### Input records
# # # # # # #
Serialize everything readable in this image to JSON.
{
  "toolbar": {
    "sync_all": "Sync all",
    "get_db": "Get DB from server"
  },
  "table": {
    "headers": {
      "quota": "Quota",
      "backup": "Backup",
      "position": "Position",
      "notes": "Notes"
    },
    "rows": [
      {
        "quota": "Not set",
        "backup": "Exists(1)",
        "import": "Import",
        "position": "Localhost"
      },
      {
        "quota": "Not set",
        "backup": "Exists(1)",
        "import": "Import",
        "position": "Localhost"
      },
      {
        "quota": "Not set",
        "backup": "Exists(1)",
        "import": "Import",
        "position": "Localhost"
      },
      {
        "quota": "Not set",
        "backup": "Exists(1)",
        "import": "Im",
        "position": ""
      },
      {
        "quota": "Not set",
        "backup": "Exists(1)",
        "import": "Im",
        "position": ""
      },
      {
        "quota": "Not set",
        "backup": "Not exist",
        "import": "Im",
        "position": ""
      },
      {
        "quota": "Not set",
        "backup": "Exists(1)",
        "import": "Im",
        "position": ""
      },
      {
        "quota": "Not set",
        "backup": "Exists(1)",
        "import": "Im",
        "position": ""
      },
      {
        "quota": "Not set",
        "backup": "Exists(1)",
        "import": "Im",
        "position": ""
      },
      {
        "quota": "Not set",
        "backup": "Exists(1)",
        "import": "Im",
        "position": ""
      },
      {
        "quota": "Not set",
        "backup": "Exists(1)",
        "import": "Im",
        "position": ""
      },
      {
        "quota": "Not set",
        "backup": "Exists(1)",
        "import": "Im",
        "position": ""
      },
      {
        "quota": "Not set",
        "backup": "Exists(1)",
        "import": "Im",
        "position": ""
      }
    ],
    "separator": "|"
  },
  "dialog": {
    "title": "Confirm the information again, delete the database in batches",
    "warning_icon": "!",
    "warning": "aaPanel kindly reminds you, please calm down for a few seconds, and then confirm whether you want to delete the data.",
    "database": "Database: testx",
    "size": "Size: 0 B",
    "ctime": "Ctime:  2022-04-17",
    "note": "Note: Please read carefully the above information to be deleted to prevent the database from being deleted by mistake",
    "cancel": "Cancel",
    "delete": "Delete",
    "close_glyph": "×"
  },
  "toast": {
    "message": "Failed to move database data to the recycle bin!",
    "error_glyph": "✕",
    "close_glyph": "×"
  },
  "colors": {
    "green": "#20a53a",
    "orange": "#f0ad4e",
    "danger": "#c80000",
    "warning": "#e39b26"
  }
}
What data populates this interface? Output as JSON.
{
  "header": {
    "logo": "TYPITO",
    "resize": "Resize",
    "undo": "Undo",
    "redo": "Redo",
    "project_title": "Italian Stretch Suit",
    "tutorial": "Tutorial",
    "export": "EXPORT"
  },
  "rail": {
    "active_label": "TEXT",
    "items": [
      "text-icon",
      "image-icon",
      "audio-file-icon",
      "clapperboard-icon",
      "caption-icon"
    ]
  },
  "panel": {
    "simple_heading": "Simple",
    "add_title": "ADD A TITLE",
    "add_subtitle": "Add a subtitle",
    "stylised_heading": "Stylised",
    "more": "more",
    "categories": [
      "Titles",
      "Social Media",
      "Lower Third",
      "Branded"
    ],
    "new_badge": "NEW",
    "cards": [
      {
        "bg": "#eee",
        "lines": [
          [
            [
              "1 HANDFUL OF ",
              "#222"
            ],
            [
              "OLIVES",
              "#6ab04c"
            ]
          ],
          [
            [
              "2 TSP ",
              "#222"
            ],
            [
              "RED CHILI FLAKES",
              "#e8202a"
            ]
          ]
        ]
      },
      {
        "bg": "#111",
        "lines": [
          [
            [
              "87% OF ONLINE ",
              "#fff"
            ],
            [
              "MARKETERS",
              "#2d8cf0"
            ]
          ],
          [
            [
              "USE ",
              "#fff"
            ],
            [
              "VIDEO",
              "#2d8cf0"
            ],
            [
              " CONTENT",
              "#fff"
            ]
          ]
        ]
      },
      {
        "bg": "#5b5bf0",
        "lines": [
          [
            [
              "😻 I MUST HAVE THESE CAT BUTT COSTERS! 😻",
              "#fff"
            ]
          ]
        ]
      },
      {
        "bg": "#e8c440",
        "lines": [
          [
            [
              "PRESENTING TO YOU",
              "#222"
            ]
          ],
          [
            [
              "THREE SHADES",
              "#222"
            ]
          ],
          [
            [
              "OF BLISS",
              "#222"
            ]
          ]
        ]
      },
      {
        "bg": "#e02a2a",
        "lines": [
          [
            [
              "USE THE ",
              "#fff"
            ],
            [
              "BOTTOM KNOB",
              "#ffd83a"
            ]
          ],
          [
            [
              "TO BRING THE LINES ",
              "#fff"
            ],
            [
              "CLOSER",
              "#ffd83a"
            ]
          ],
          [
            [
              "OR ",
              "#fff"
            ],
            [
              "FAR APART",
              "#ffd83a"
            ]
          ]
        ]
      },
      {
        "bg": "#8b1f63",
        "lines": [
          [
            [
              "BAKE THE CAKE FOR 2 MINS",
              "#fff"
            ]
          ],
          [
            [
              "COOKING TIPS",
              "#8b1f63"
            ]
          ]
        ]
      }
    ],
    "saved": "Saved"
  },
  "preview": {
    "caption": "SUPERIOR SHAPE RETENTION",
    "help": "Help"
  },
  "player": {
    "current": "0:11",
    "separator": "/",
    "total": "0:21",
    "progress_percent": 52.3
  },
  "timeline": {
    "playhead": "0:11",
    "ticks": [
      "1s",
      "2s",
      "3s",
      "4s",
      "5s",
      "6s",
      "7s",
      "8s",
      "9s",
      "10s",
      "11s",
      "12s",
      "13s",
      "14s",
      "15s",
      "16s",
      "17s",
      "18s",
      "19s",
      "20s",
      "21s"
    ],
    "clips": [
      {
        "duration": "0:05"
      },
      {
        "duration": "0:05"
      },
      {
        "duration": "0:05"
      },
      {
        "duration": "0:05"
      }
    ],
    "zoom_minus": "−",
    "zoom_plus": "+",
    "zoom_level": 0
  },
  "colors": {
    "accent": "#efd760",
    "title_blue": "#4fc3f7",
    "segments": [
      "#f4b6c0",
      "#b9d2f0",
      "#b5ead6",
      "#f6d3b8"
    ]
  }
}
# # # # # # #
### Instructions to follow
Exactly reproduce every record.

### Response below
Serialize everything readable in this image to JSON.
{
  "toolbar": {
    "sync_all": "Sync all",
    "get_db": "Get DB from server"
  },
  "table": {
    "headers": {
      "quota": "Quota",
      "backup": "Backup",
      "position": "Position",
      "notes": "Notes"
    },
    "rows": [
      {
        "quota": "Not set",
        "backup": "Exists(1)",
        "import": "Import",
        "position": "Localhost"
      },
      {
        "quota": "Not set",
        "backup": "Exists(1)",
        "import": "Import",
        "position": "Localhost"
      },
      {
        "quota": "Not set",
        "backup": "Exists(1)",
        "import": "Import",
        "position": "Localhost"
      },
      {
        "quota": "Not set",
        "backup": "Exists(1)",
        "import": "Im",
        "position": ""
      },
      {
        "quota": "Not set",
        "backup": "Exists(1)",
        "import": "Im",
        "position": ""
      },
      {
        "quota": "Not set",
        "backup": "Not exist",
        "import": "Im",
        "position": ""
      },
      {
        "quota": "Not set",
        "backup": "Exists(1)",
        "import": "Im",
        "position": ""
      },
      {
        "quota": "Not set",
        "backup": "Exists(1)",
        "import": "Im",
        "position": ""
      },
      {
        "quota": "Not set",
        "backup": "Exists(1)",
        "import": "Im",
        "position": ""
      },
      {
        "quota": "Not set",
        "backup": "Exists(1)",
        "import": "Im",
        "position": ""
      },
      {
        "quota": "Not set",
        "backup": "Exists(1)",
        "import": "Im",
        "position": ""
      },
      {
        "quota": "Not set",
        "backup": "Exists(1)",
        "import": "Im",
        "position": ""
      },
      {
        "quota": "Not set",
        "backup": "Exists(1)",
        "import": "Im",
        "position": ""
      }
    ],
    "separator": "|"
  },
  "dialog": {
    "title": "Confirm the information again, delete the database in batches",
    "warning_icon": "!",
    "warning": "aaPanel kindly reminds you, please calm down for a few seconds, and then confirm whether you want to delete the data.",
    "database": "Database: testx",
    "size": "Size: 0 B",
    "ctime": "Ctime:  2022-04-17",
    "note": "Note: Please read carefully the above information to be deleted to prevent the database from being deleted by mistake",
    "cancel": "Cancel",
    "delete": "Delete",
    "close_glyph": "×"
  },
  "toast": {
    "message": "Failed to move database data to the recycle bin!",
    "error_glyph": "✕",
    "close_glyph": "×"
  },
  "colors": {
    "green": "#20a53a",
    "orange": "#f0ad4e",
    "danger": "#c80000",
    "warning": "#e39b26"
  }
}
What data populates this interface? Output as JSON.
{
  "header": {
    "logo": "TYPITO",
    "resize": "Resize",
    "undo": "Undo",
    "redo": "Redo",
    "project_title": "Italian Stretch Suit",
    "tutorial": "Tutorial",
    "export": "EXPORT"
  },
  "rail": {
    "active_label": "TEXT",
    "items": [
      "text-icon",
      "image-icon",
      "audio-file-icon",
      "clapperboard-icon",
      "caption-icon"
    ]
  },
  "panel": {
    "simple_heading": "Simple",
    "add_title": "ADD A TITLE",
    "add_subtitle": "Add a subtitle",
    "stylised_heading": "Stylised",
    "more": "more",
    "categories": [
      "Titles",
      "Social Media",
      "Lower Third",
      "Branded"
    ],
    "new_badge": "NEW",
    "cards": [
      {
        "bg": "#eee",
        "lines": [
          [
            [
              "1 HANDFUL OF ",
              "#222"
            ],
            [
              "OLIVES",
              "#6ab04c"
            ]
          ],
          [
            [
              "2 TSP ",
              "#222"
            ],
            [
              "RED CHILI FLAKES",
              "#e8202a"
            ]
          ]
        ]
      },
      {
        "bg": "#111",
        "lines": [
          [
            [
              "87% OF ONLINE ",
              "#fff"
            ],
            [
              "MARKETERS",
              "#2d8cf0"
            ]
          ],
          [
            [
              "USE ",
              "#fff"
            ],
            [
              "VIDEO",
              "#2d8cf0"
            ],
            [
              " CONTENT",
              "#fff"
            ]
          ]
        ]
      },
      {
        "bg": "#5b5bf0",
        "lines": [
          [
            [
              "😻 I MUST HAVE THESE CAT BUTT COSTERS! 😻",
              "#fff"
            ]
          ]
        ]
      },
      {
        "bg": "#e8c440",
        "lines": [
          [
            [
              "PRESENTING TO YOU",
              "#222"
            ]
          ],
          [
            [
              "THREE SHADES",
              "#222"
            ]
          ],
          [
            [
              "OF BLISS",
              "#222"
            ]
          ]
        ]
      },
      {
        "bg": "#e02a2a",
        "lines": [
          [
            [
              "USE THE ",
              "#fff"
            ],
            [
              "BOTTOM KNOB",
              "#ffd83a"
            ]
          ],
          [
            [
              "TO BRING THE LINES ",
              "#fff"
            ],
            [
              "CLOSER",
              "#ffd83a"
            ]
          ],
          [
            [
              "OR ",
              "#fff"
            ],
            [
              "FAR APART",
              "#ffd83a"
            ]
          ]
        ]
      },
      {
        "bg": "#8b1f63",
        "lines": [
          [
            [
              "BAKE THE CAKE FOR 2 MINS",
              "#fff"
            ]
          ],
          [
            [
              "COOKING TIPS",
              "#8b1f63"
            ]
          ]
        ]
      }
    ],
    "saved": "Saved"
  },
  "preview": {
    "caption": "SUPERIOR SHAPE RETENTION",
    "help": "Help"
  },
  "player": {
    "current": "0:11",
    "separator": "/",
    "total": "0:21",
    "progress_percent": 52.3
  },
  "timeline": {
    "playhead": "0:11",
    "ticks": [
      "1s",
      "2s",
      "3s",
      "4s",
      "5s",
      "6s",
      "7s",
      "8s",
      "9s",
      "10s",
      "11s",
      "12s",
      "13s",
      "14s",
      "15s",
      "16s",
      "17s",
      "18s",
      "19s",
      "20s",
      "21s"
    ],
    "clips": [
      {
        "duration": "0:05"
      },
      {
        "duration": "0:05"
      },
      {
        "duration": "0:05"
      },
      {
        "duration": "0:05"
      }
    ],
    "zoom_minus": "−",
    "zoom_plus": "+",
    "zoom_level": 0
  },
  "colors": {
    "accent": "#efd760",
    "title_blue": "#4fc3f7",
    "segments": [
      "#f4b6c0",
      "#b9d2f0",
      "#b5ead6",
      "#f6d3b8"
    ]
  }
}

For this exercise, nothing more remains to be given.